(begin)

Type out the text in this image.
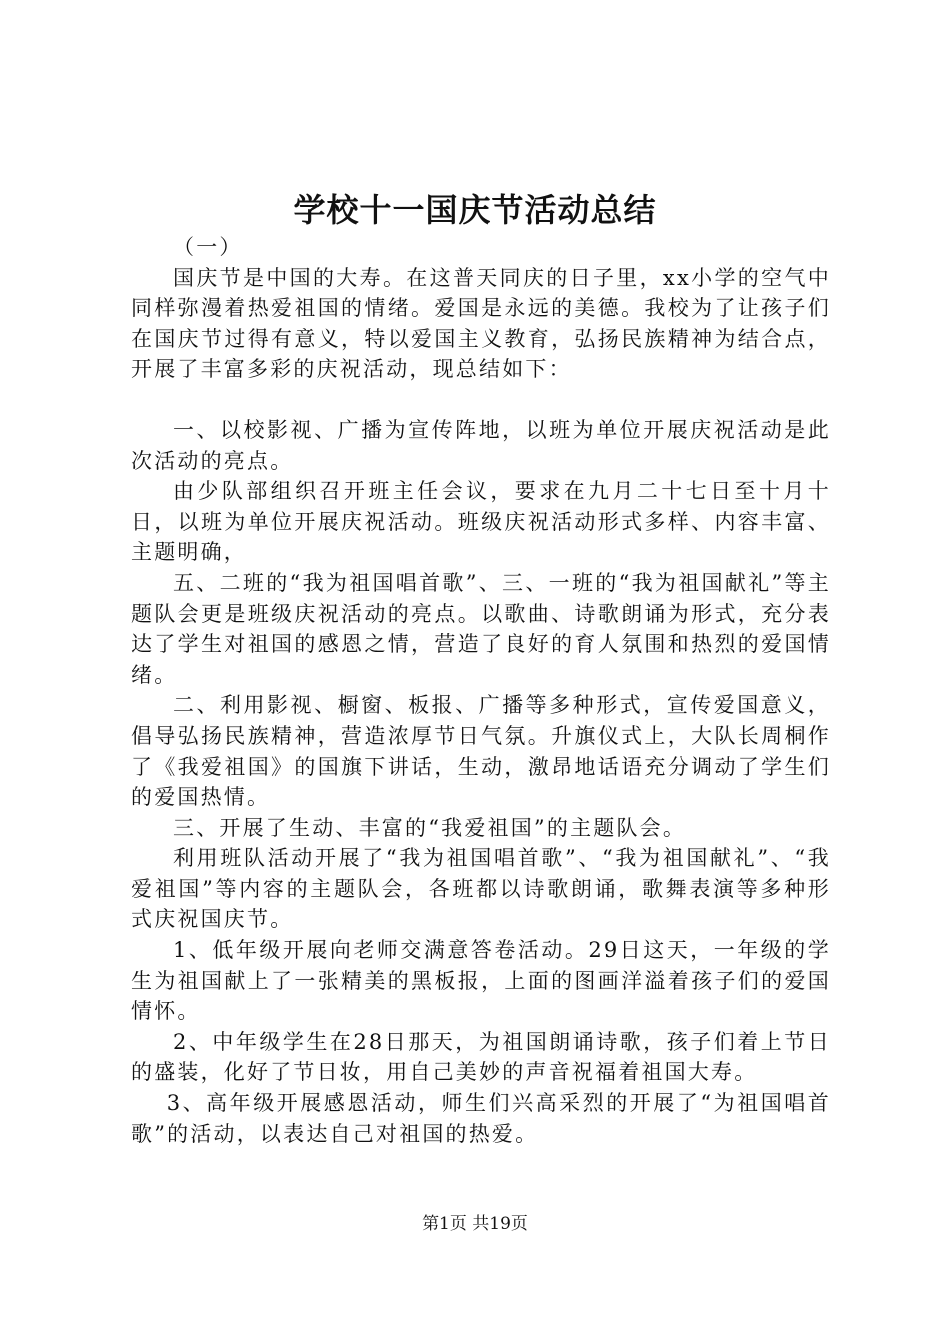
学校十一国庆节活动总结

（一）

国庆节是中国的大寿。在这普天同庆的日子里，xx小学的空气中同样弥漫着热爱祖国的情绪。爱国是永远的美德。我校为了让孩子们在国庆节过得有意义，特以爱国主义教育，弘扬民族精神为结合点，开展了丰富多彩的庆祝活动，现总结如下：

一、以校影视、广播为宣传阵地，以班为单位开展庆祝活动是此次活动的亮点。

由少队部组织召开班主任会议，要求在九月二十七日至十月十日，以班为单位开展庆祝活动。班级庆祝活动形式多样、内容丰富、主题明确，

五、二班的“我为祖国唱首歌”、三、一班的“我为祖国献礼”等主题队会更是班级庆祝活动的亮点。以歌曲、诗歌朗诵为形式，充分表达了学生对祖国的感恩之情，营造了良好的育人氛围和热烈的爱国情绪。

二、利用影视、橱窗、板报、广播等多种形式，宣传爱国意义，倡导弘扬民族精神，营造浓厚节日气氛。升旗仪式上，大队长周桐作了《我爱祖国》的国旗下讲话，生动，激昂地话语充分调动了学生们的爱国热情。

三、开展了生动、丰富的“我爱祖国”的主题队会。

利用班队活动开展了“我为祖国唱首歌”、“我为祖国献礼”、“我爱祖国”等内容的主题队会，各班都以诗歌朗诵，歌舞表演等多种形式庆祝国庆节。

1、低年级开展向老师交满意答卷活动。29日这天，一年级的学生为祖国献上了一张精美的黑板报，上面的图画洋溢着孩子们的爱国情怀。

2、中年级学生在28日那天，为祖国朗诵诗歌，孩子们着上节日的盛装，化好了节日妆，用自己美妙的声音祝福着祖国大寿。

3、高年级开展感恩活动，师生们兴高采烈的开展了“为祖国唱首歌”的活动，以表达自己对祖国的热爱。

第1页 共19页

(end)
(begin)

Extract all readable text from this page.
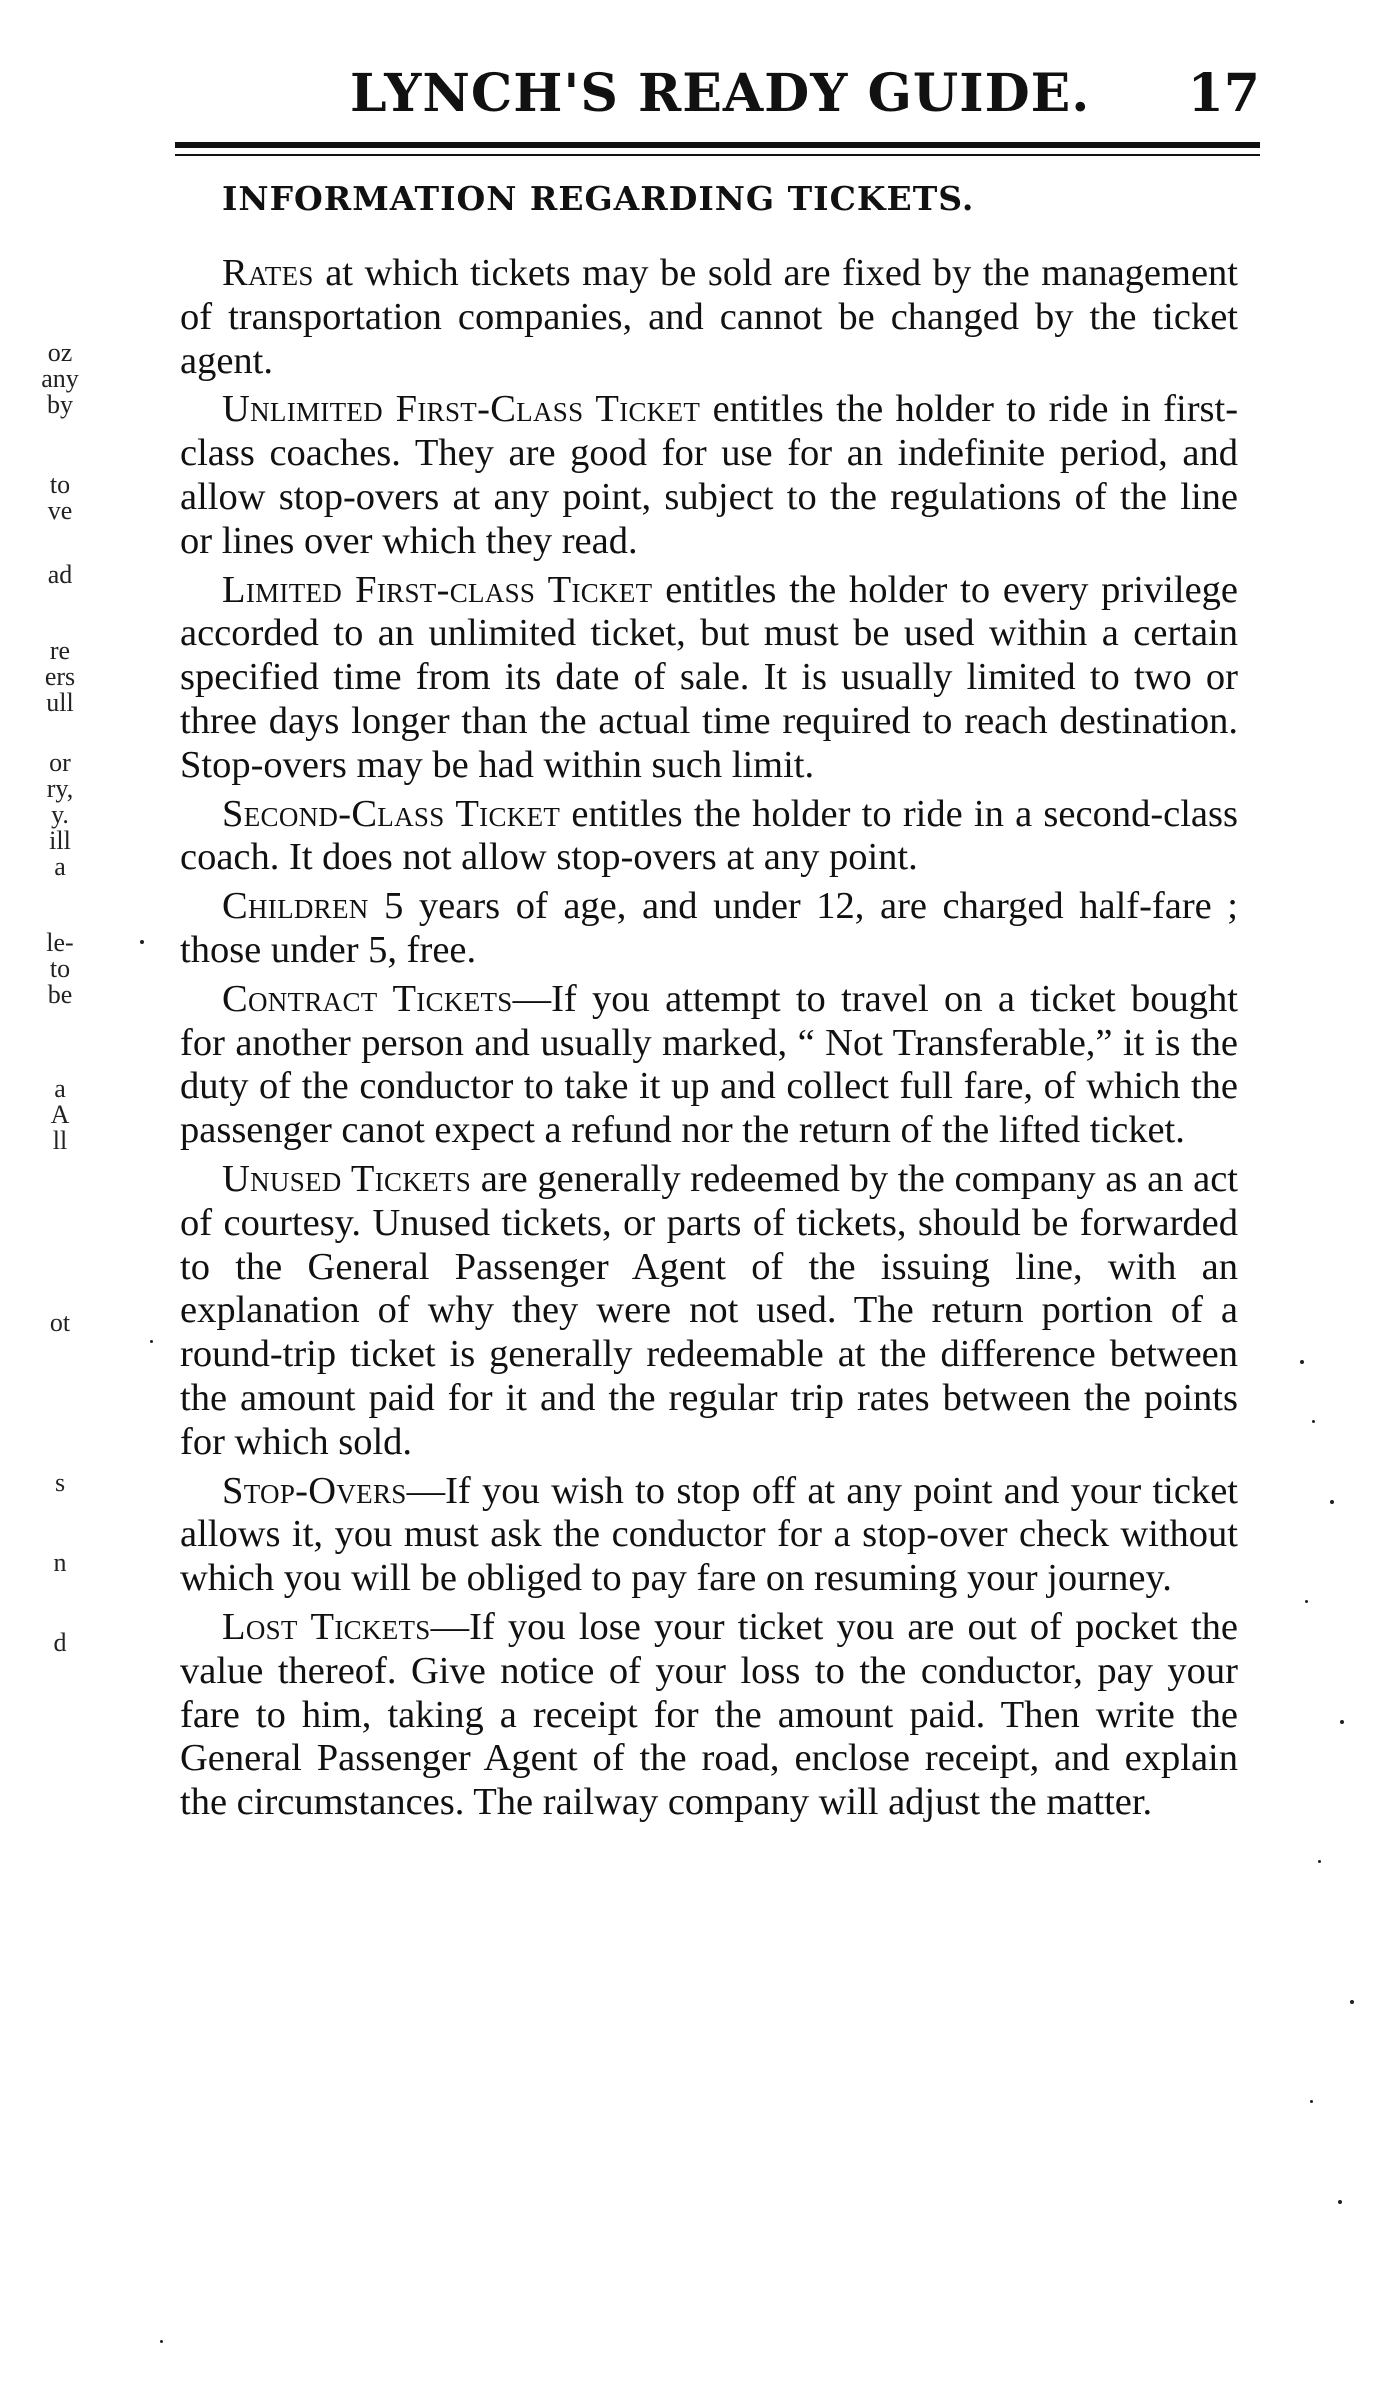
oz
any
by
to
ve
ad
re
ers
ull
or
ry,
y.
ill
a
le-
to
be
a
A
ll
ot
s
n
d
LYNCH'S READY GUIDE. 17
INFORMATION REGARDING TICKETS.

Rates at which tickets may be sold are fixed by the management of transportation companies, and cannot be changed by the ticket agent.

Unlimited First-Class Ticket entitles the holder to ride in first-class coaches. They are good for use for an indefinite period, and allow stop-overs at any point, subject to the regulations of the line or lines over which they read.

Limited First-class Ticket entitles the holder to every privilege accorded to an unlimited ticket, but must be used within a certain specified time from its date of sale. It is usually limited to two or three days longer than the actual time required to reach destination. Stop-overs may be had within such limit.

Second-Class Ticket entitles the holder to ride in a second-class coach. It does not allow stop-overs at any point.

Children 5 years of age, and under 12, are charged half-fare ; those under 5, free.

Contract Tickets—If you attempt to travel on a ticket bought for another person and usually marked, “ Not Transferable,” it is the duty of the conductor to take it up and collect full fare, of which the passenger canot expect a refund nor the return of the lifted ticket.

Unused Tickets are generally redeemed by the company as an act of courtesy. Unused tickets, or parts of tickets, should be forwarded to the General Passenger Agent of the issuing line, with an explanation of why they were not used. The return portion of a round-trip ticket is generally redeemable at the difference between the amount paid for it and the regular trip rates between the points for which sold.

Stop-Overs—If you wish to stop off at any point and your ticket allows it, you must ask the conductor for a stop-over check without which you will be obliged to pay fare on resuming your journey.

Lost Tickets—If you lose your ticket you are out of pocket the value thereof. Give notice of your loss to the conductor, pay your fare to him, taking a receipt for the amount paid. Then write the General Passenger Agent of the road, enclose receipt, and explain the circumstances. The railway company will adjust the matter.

(end)

From the listing above, copy every line that includes the word "我为祖国唱首歌".

五、二班的“我为祖国唱首歌”、三、一班的“我为祖国献礼”等主题队会更是班级庆祝活动的亮点。以歌曲、诗歌朗诵为形式，充分表达了学生对祖国的感恩之情，营造了良好的育人氛围和热烈的爱国情绪。
利用班队活动开展了“我为祖国唱首歌”、“我为祖国献礼”、“我爱祖国”等内容的主题队会，各班都以诗歌朗诵，歌舞表演等多种形式庆祝国庆节。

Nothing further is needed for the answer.